— Begin Data —

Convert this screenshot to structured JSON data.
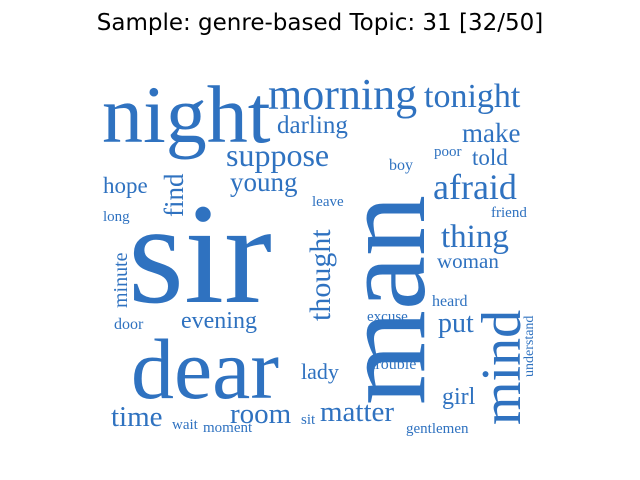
{
  "title": "Sample: genre-based Topic: 31 [32/50]",
  "word_color": "#2f72c0",
  "words": [
    "night",
    "morning",
    "tonight",
    "darling",
    "make",
    "suppose",
    "told",
    "poor",
    "boy",
    "afraid",
    "young",
    "hope",
    "find",
    "leave",
    "friend",
    "long",
    "sir",
    "man",
    "thing",
    "woman",
    "minute",
    "thought",
    "mind",
    "heard",
    "understand",
    "evening",
    "excuse",
    "put",
    "door",
    "dear",
    "lady",
    "trouble",
    "girl",
    "time",
    "wait",
    "moment",
    "room",
    "sit",
    "matter",
    "gentlemen"
  ]
}
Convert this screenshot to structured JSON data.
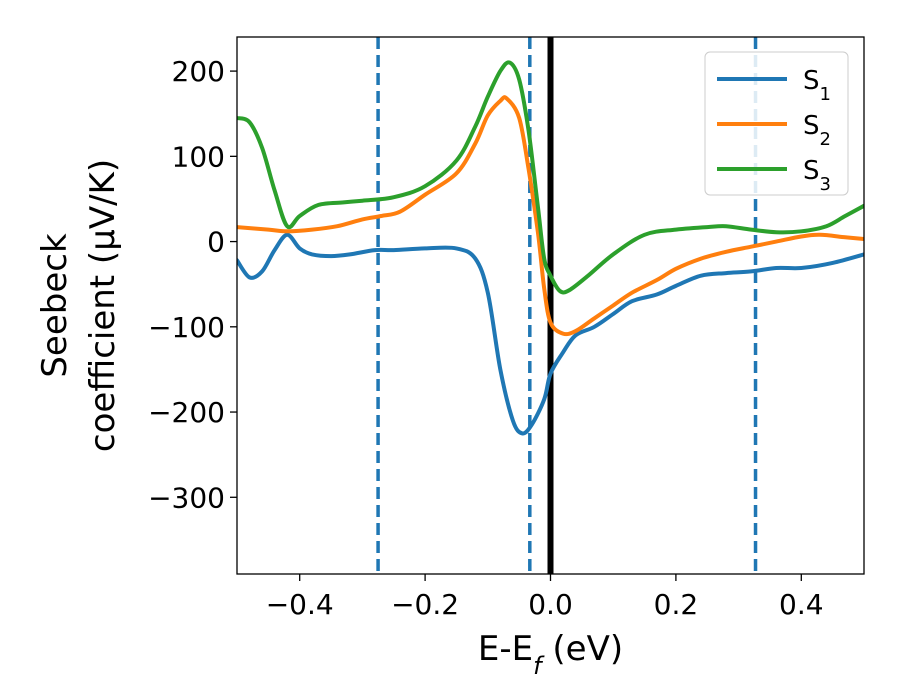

— End Data —

## [What you are asked to do]
Extract all the entries word for word; omit any pictures.

## [Written solution]
Convert this screenshot to structured JSON data.
{
  "title": "Sample: genre-based Topic: 31 [32/50]",
  "word_color": "#2f72c0",
  "words": [
    "night",
    "morning",
    "tonight",
    "darling",
    "make",
    "suppose",
    "told",
    "poor",
    "boy",
    "afraid",
    "young",
    "hope",
    "find",
    "leave",
    "friend",
    "long",
    "sir",
    "man",
    "thing",
    "woman",
    "minute",
    "thought",
    "mind",
    "heard",
    "understand",
    "evening",
    "excuse",
    "put",
    "door",
    "dear",
    "lady",
    "trouble",
    "girl",
    "time",
    "wait",
    "moment",
    "room",
    "sit",
    "matter",
    "gentlemen"
  ]
}
Convert this screenshot to structured JSON data.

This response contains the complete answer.